=== Selbst ausprobieren ===
Welche Personen nennt der folgende Leitartikel über das EU-Budget namentlich, den Verfasser eingeschlossen?

##### Dokumenttext

Tiroler Tageszeitung, Leitartikel, Ausgabe vom 2. Februar 2013. Von WOLFGANG SABLATNIG. "Die rote Linie am EU-Basar".

Innsbruck (OTS) - Untertitel: Die Bundesregierung verteidigt den Rabatt auf die EU-Beiträge. Mit ebensolchem Einsatz sollte sie danach aber dafür kämpfen, dass gar kein Rabatt mehr notwendig ist. Die EU-Finanzen brauchen eine neue Grundlage.

Selbst Staatssekretär Reinhold Lopatka brauchte die Hilfe eines früheren EU-Kommissars, um die Zusammenhänge und Hintergründe des EU-Agrarbudgets zu verstehen. "Ich habe mir das auch erst von Franz Fischler erklären lassen", sagte Lopatka vor Journalisten. Tatsächlich sind das EU-Budget und der mehrjährige Finanzrahmen, um den die Mitgliedsländer der Union seit Monaten ringen, eine Wissenschaft für sich. Da gibt es die Zahlungen für "ländliche Entwicklung", die aber auch in kulturelle Projekte und Vorhaben in Städten fließen können. Da gibt es Rabatte, die auch so heißen. Da gibt es Rabatte als "Pauschalabschlag". Und da gibt es "Rabatte vom Rabatt". Alle Klarheiten beseitigt?
In den Verhandlungen wirbeln diese Begriffe nur so herum. Und dennoch wird unter dem Strich eine Summe für den EU-Beitrag stehen. Dann eine zweite Summe, die Österreich für Förderungen, Projekte und Programme bekommt. Und schließlich eine Differenz, der "Nettobeitrag".
Und so viel ist fix: Dieser Nettobeitrag wird steigen, um mehrere Hundert Millionen Euro pro Jahr - da kann sich Bundeskanzler Werner Faymann noch so sehr engagieren, da kann die Regierung noch so sehr die Veto-Keule schwingen. Dass im Verbund reicher und ärmerer Staaten die Ersteren zahlen müssen, ist (leider) nachvollziehbar.
Als Steuerzahler eines reichen Landes dürfen wir uns aber doch einiges wünschen: Erstens dürfen wir nicht stärker draufzahlen als die anderen Nettozahler. Am Ende müssen alle zustimmen, auch Österreich. Und es ist legitim, diese Zustimmung an Bedingungen zu knüpfen - ob das nun "Veto-Drohung" genannt wird oder Markieren "roter Linien", die nicht überschritten werden dürfen.
Zweitens aber muss sich die Regierung mit ebensolcher Vehemenz dafür einsetzen, dass das nächste Budget nicht mehr im verschwiegenen Beichtstuhl der Regierungschefs, sondern auf einer nachvollziehbaren Basis erstellt wird.
Wie am Basar mit den Rabatt-Millionen zu jonglieren, untergräbt die Zustimmung zu Europa. Das wissen auch die Staats- und Regierungschefs. Und dennoch haben sie in den sieben Jahren seit den letzten Verhandlungen keine Fortschritte in Richtung einer neuen Budgeterstellung erzielt.
Wenn sie die nächsten sieben Jahre wieder verstreichen lassen, dürfen sie sich nicht wundern, wenn immer mehr europäische Bürger an der roten Linie stehen und mit Veto drohen.

##########
##### Untersuchte Daten

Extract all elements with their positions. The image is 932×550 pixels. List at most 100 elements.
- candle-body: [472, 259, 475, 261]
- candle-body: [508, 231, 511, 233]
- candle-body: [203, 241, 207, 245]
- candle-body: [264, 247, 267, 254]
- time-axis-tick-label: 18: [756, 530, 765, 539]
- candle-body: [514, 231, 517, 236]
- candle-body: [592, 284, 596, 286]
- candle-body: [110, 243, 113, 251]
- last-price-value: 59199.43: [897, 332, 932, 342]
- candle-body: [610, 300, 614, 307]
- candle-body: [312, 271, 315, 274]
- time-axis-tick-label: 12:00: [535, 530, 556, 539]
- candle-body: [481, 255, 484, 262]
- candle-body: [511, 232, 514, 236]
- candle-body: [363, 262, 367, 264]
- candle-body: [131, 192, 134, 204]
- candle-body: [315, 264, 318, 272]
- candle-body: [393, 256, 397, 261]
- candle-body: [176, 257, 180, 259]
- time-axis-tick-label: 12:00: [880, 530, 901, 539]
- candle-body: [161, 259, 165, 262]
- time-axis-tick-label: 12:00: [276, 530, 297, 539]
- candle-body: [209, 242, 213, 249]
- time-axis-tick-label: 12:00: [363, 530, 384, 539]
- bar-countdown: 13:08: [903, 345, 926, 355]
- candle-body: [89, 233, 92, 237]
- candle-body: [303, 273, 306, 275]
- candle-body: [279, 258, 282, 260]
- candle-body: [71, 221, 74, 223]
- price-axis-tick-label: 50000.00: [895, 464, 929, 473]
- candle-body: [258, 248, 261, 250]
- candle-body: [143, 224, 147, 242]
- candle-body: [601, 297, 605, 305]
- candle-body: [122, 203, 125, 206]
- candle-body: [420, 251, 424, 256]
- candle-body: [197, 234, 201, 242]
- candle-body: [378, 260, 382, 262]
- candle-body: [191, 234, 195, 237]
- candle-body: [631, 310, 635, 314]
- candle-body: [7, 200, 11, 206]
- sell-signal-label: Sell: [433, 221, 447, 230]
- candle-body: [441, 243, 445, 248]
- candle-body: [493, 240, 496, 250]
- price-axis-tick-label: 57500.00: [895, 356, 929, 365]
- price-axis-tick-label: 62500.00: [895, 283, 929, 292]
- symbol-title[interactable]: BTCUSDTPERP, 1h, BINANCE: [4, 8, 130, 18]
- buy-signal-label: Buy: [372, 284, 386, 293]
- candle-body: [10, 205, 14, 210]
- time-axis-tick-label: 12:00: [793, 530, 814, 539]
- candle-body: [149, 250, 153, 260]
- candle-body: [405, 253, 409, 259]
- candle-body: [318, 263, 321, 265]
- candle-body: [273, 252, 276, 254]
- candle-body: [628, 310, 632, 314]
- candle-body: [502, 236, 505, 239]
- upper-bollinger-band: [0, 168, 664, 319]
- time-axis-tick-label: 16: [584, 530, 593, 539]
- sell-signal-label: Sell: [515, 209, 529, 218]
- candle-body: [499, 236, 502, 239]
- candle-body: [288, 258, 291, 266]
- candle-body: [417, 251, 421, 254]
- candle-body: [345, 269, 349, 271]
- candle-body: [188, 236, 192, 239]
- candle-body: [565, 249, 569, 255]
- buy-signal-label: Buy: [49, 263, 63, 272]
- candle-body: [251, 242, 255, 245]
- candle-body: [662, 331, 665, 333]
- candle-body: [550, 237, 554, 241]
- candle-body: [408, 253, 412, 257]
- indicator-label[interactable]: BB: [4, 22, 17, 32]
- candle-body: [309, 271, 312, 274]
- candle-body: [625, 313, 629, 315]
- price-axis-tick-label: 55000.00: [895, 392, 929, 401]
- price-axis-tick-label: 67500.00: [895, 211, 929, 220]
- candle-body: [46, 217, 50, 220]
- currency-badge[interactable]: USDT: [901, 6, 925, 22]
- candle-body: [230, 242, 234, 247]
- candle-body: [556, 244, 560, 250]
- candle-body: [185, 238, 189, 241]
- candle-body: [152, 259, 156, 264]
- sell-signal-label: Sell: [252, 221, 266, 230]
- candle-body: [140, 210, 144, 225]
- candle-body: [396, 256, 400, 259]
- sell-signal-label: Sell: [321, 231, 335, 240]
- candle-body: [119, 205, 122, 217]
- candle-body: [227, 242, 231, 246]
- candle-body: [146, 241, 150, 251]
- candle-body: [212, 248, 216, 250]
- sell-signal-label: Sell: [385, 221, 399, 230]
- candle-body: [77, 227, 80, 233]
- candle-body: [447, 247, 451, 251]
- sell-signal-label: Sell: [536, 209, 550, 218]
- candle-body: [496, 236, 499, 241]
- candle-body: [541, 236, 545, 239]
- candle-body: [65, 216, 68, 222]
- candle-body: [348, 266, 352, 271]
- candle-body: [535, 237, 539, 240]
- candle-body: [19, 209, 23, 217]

##########

=== Ihre Antwort ===
Wolfgang Sablatnig
Reinhold Lopatka
Franz Fischler
Werner Faymann